Stored entries
┄┄┄┄┄┄
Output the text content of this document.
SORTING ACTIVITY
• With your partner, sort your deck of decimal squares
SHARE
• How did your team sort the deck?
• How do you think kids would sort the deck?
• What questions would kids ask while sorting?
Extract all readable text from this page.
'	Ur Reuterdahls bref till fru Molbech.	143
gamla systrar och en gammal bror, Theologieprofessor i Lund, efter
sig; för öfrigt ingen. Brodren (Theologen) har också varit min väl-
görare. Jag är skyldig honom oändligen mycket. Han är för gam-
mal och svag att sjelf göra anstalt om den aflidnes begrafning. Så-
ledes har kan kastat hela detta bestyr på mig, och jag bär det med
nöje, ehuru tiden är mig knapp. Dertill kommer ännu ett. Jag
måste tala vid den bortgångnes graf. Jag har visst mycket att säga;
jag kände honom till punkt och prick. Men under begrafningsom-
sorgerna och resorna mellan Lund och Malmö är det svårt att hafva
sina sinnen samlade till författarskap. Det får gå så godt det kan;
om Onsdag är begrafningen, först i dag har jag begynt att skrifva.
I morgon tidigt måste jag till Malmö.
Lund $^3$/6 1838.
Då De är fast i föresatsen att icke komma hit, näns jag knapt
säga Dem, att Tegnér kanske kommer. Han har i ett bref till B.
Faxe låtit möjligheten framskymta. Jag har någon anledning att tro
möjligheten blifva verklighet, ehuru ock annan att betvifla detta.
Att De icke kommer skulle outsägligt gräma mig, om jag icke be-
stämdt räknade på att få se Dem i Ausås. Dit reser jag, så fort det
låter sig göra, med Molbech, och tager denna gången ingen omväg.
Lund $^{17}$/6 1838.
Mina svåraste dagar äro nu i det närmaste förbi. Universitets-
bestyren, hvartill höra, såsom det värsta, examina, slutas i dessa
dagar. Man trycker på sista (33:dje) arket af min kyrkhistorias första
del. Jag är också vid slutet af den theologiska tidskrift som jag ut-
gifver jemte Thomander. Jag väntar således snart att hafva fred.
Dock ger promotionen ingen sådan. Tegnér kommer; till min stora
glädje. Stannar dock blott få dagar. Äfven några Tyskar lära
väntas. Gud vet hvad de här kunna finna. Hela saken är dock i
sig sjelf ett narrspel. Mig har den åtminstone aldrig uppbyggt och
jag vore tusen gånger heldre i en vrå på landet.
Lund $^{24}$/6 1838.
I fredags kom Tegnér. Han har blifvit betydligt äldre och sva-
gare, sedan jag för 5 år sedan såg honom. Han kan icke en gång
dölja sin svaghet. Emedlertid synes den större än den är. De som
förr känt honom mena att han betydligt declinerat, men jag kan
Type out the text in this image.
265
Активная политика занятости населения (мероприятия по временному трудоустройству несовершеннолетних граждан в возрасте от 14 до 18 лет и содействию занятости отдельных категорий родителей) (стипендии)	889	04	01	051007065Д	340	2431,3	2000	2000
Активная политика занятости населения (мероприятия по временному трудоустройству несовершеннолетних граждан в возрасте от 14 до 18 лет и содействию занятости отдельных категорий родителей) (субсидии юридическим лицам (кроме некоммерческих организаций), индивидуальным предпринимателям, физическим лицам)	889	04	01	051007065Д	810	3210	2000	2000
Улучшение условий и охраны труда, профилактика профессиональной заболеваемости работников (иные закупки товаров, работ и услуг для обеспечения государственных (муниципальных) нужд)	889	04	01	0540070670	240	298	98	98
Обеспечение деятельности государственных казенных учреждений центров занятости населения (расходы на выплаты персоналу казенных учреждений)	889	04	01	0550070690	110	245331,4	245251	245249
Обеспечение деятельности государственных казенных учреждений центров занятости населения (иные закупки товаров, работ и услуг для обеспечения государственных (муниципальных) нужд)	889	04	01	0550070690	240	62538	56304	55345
┄┄┄┄┄┄
Task description
Take the listing above and set it down exactly.

Worked solution
Output the text content of this document.
SORTING ACTIVITY
• With your partner, sort your deck of decimal squares
SHARE
• How did your team sort the deck?
• How do you think kids would sort the deck?
• What questions would kids ask while sorting?
Extract all readable text from this page.
'	Ur Reuterdahls bref till fru Molbech.	143
gamla systrar och en gammal bror, Theologieprofessor i Lund, efter
sig; för öfrigt ingen. Brodren (Theologen) har också varit min väl-
görare. Jag är skyldig honom oändligen mycket. Han är för gam-
mal och svag att sjelf göra anstalt om den aflidnes begrafning. Så-
ledes har kan kastat hela detta bestyr på mig, och jag bär det med
nöje, ehuru tiden är mig knapp. Dertill kommer ännu ett. Jag
måste tala vid den bortgångnes graf. Jag har visst mycket att säga;
jag kände honom till punkt och prick. Men under begrafningsom-
sorgerna och resorna mellan Lund och Malmö är det svårt att hafva
sina sinnen samlade till författarskap. Det får gå så godt det kan;
om Onsdag är begrafningen, först i dag har jag begynt att skrifva.
I morgon tidigt måste jag till Malmö.
Lund $^3$/6 1838.
Då De är fast i föresatsen att icke komma hit, näns jag knapt
säga Dem, att Tegnér kanske kommer. Han har i ett bref till B.
Faxe låtit möjligheten framskymta. Jag har någon anledning att tro
möjligheten blifva verklighet, ehuru ock annan att betvifla detta.
Att De icke kommer skulle outsägligt gräma mig, om jag icke be-
stämdt räknade på att få se Dem i Ausås. Dit reser jag, så fort det
låter sig göra, med Molbech, och tager denna gången ingen omväg.
Lund $^{17}$/6 1838.
Mina svåraste dagar äro nu i det närmaste förbi. Universitets-
bestyren, hvartill höra, såsom det värsta, examina, slutas i dessa
dagar. Man trycker på sista (33:dje) arket af min kyrkhistorias första
del. Jag är också vid slutet af den theologiska tidskrift som jag ut-
gifver jemte Thomander. Jag väntar således snart att hafva fred.
Dock ger promotionen ingen sådan. Tegnér kommer; till min stora
glädje. Stannar dock blott få dagar. Äfven några Tyskar lära
väntas. Gud vet hvad de här kunna finna. Hela saken är dock i
sig sjelf ett narrspel. Mig har den åtminstone aldrig uppbyggt och
jag vore tusen gånger heldre i en vrå på landet.
Lund $^{24}$/6 1838.
I fredags kom Tegnér. Han har blifvit betydligt äldre och sva-
gare, sedan jag för 5 år sedan såg honom. Han kan icke en gång
dölja sin svaghet. Emedlertid synes den större än den är. De som
förr känt honom mena att han betydligt declinerat, men jag kan
Type out the text in this image.
265
Активная политика занятости населения (мероприятия по временному трудоустройству несовершеннолетних граждан в возрасте от 14 до 18 лет и содействию занятости отдельных категорий родителей) (стипендии)	889	04	01	051007065Д	340	2431,3	2000	2000
Активная политика занятости населения (мероприятия по временному трудоустройству несовершеннолетних граждан в возрасте от 14 до 18 лет и содействию занятости отдельных категорий родителей) (субсидии юридическим лицам (кроме некоммерческих организаций), индивидуальным предпринимателям, физическим лицам)	889	04	01	051007065Д	810	3210	2000	2000
Улучшение условий и охраны труда, профилактика профессиональной заболеваемости работников (иные закупки товаров, работ и услуг для обеспечения государственных (муниципальных) нужд)	889	04	01	0540070670	240	298	98	98
Обеспечение деятельности государственных казенных учреждений центров занятости населения (расходы на выплаты персоналу казенных учреждений)	889	04	01	0550070690	110	245331,4	245251	245249
Обеспечение деятельности государственных казенных учреждений центров занятости населения (иные закупки товаров, работ и услуг для обеспечения государственных (муниципальных) нужд)	889	04	01	0550070690	240	62538	56304	55345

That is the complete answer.